Given problem: Here are some records; copy every line that holds the word "data".

Provided records:
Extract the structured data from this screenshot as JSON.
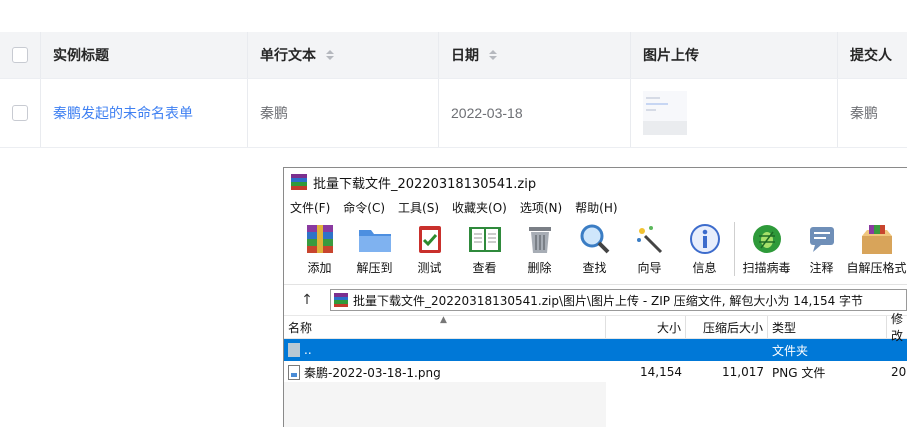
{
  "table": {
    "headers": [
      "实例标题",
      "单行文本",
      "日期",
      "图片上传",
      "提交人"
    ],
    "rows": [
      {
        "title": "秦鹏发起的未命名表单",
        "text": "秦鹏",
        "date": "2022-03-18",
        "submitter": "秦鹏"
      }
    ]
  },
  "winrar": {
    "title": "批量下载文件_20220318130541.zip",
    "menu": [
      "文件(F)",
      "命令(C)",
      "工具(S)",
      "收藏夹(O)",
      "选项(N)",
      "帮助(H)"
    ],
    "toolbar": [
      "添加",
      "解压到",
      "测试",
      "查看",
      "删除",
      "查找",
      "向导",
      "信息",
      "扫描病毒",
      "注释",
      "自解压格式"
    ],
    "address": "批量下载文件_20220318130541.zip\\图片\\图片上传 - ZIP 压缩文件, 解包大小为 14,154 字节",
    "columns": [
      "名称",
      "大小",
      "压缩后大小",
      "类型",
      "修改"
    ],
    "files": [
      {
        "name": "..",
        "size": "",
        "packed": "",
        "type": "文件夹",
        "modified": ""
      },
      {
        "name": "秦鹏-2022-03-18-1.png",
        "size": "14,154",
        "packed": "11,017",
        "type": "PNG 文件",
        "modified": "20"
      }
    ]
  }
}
==
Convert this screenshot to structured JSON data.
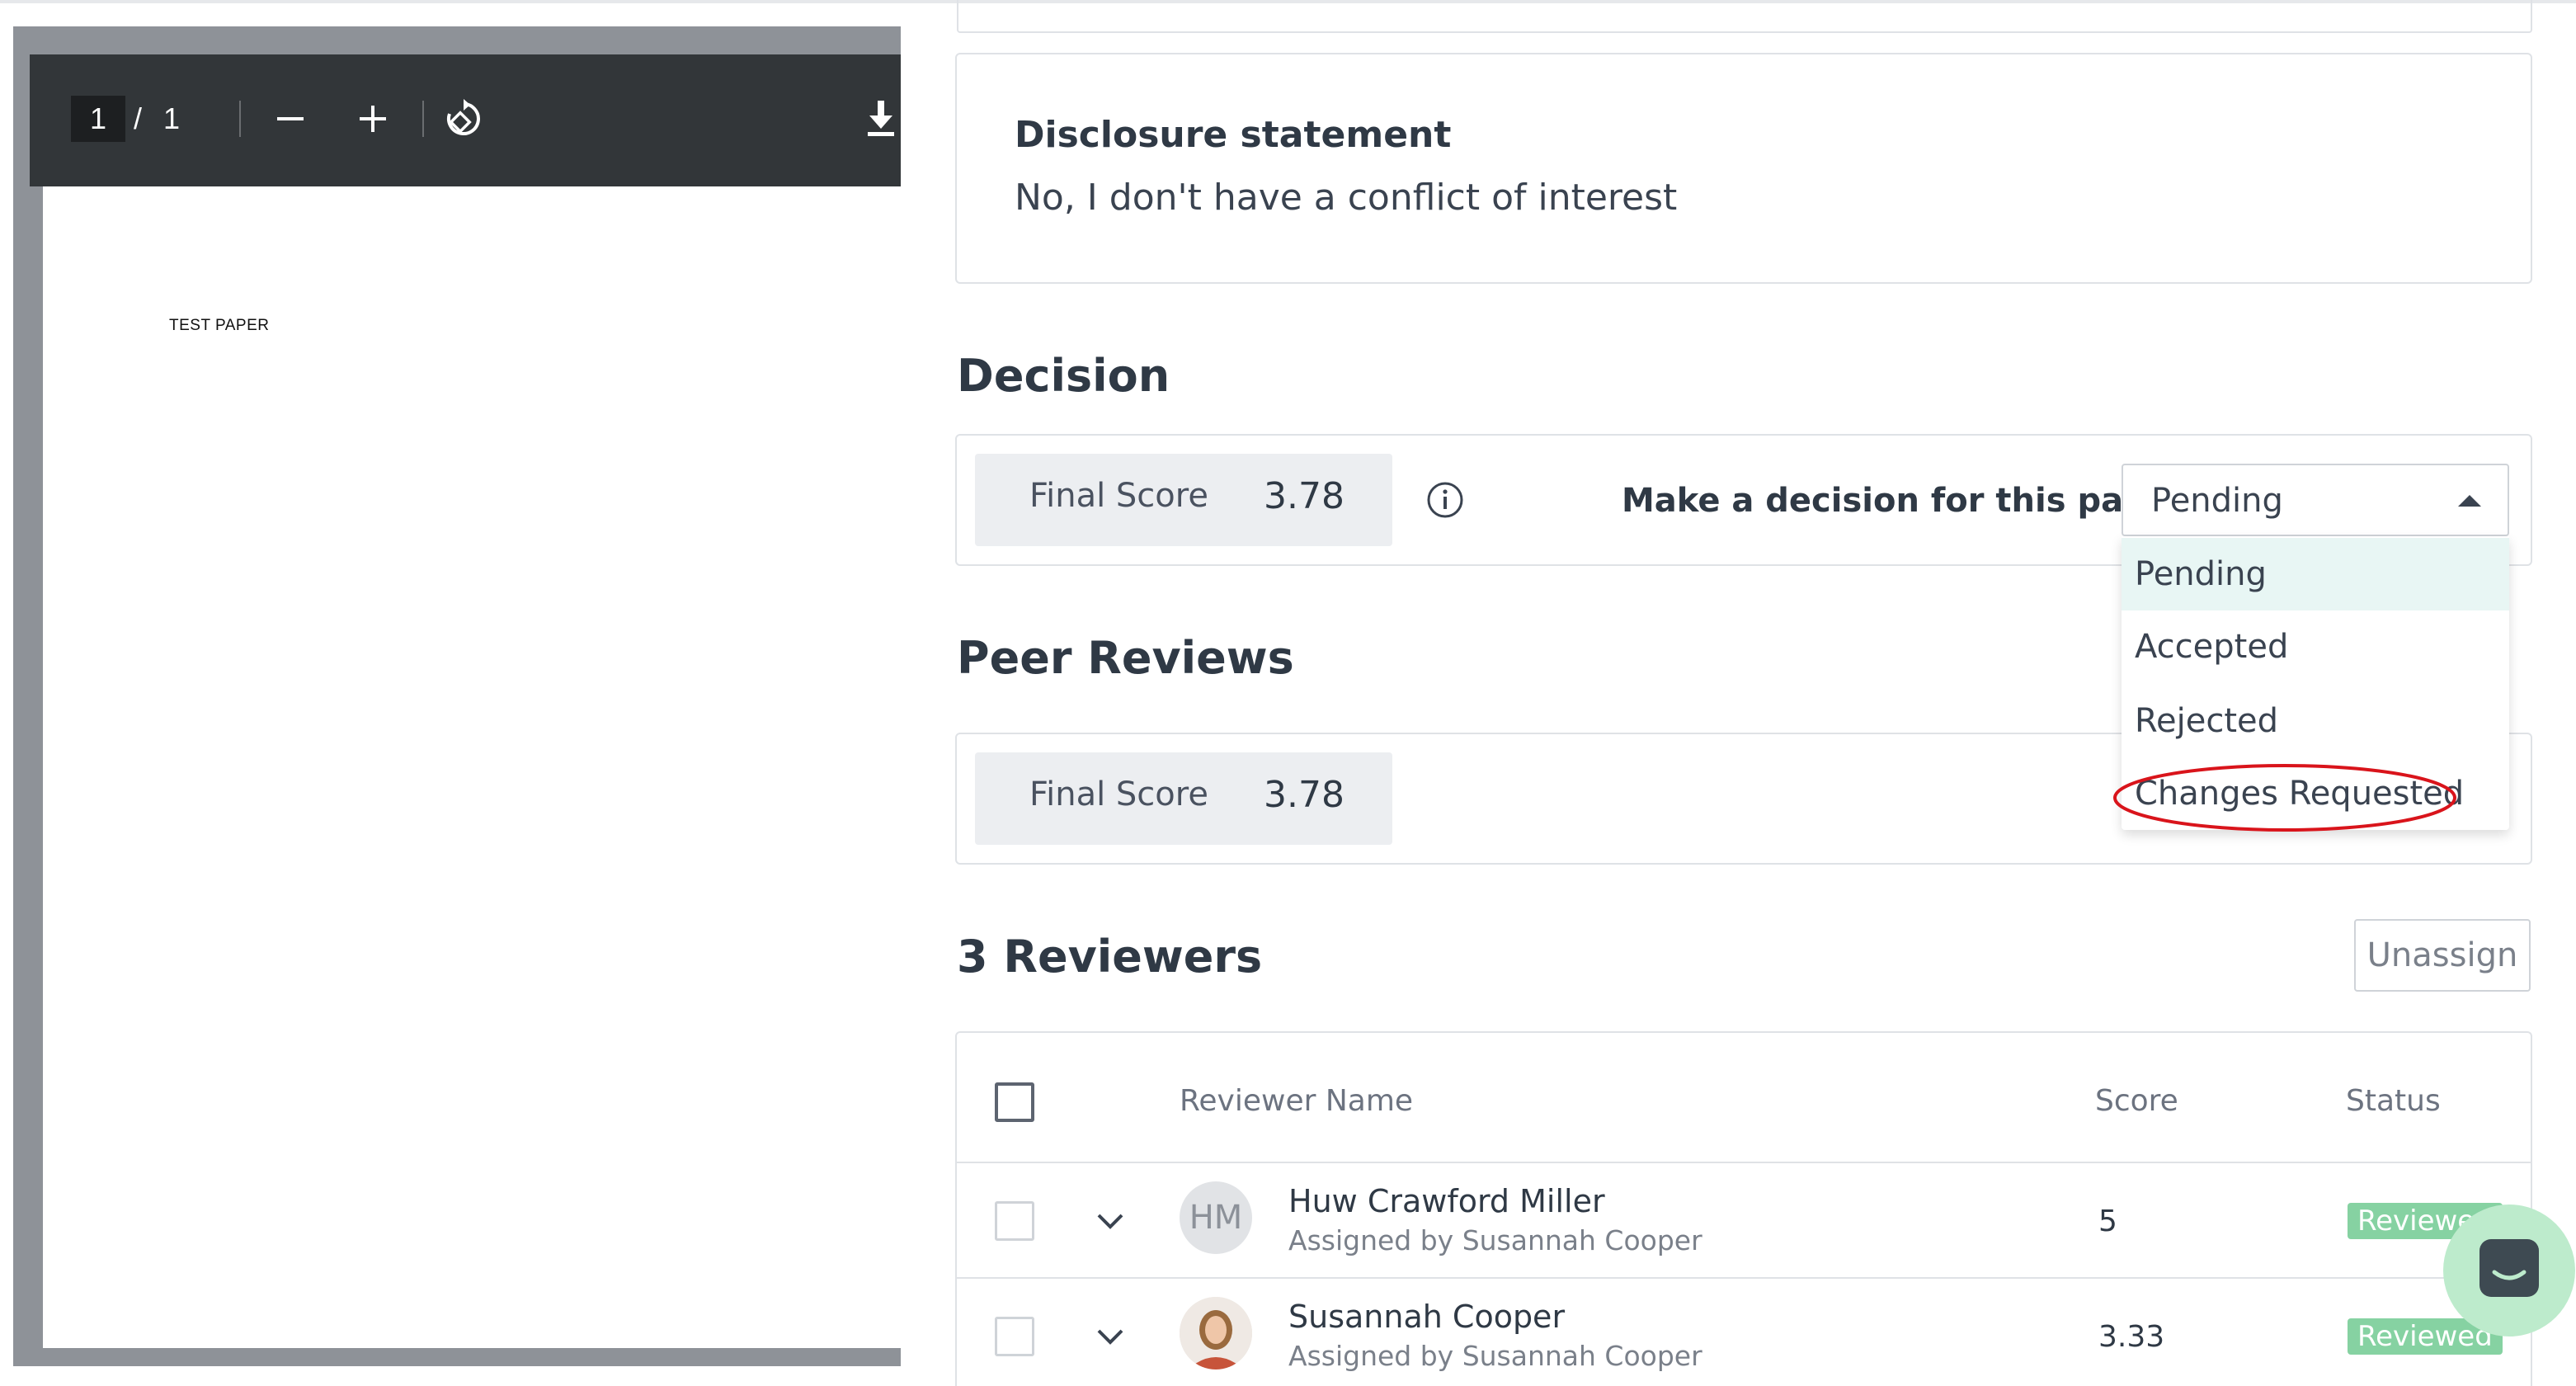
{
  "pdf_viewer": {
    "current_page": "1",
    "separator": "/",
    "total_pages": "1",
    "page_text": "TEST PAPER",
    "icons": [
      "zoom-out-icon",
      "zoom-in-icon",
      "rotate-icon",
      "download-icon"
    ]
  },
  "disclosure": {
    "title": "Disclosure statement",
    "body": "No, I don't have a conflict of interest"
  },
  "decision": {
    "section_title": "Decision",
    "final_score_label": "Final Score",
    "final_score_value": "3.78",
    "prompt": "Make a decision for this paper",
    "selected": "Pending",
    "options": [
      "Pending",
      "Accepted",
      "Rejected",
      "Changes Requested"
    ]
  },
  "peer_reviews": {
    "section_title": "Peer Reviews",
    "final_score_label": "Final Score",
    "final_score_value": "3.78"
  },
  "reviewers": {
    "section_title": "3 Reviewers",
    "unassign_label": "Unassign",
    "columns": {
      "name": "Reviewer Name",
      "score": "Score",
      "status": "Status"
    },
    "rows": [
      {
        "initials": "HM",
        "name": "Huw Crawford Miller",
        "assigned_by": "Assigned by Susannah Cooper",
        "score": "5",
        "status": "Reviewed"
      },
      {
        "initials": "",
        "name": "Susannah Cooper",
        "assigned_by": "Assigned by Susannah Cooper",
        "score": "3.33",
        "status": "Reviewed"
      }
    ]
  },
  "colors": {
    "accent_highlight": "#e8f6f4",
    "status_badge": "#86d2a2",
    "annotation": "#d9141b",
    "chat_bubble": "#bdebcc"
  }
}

Correct result:
Extract the structured data from this screenshot as JSON.
Convert this screenshot to structured JSON data.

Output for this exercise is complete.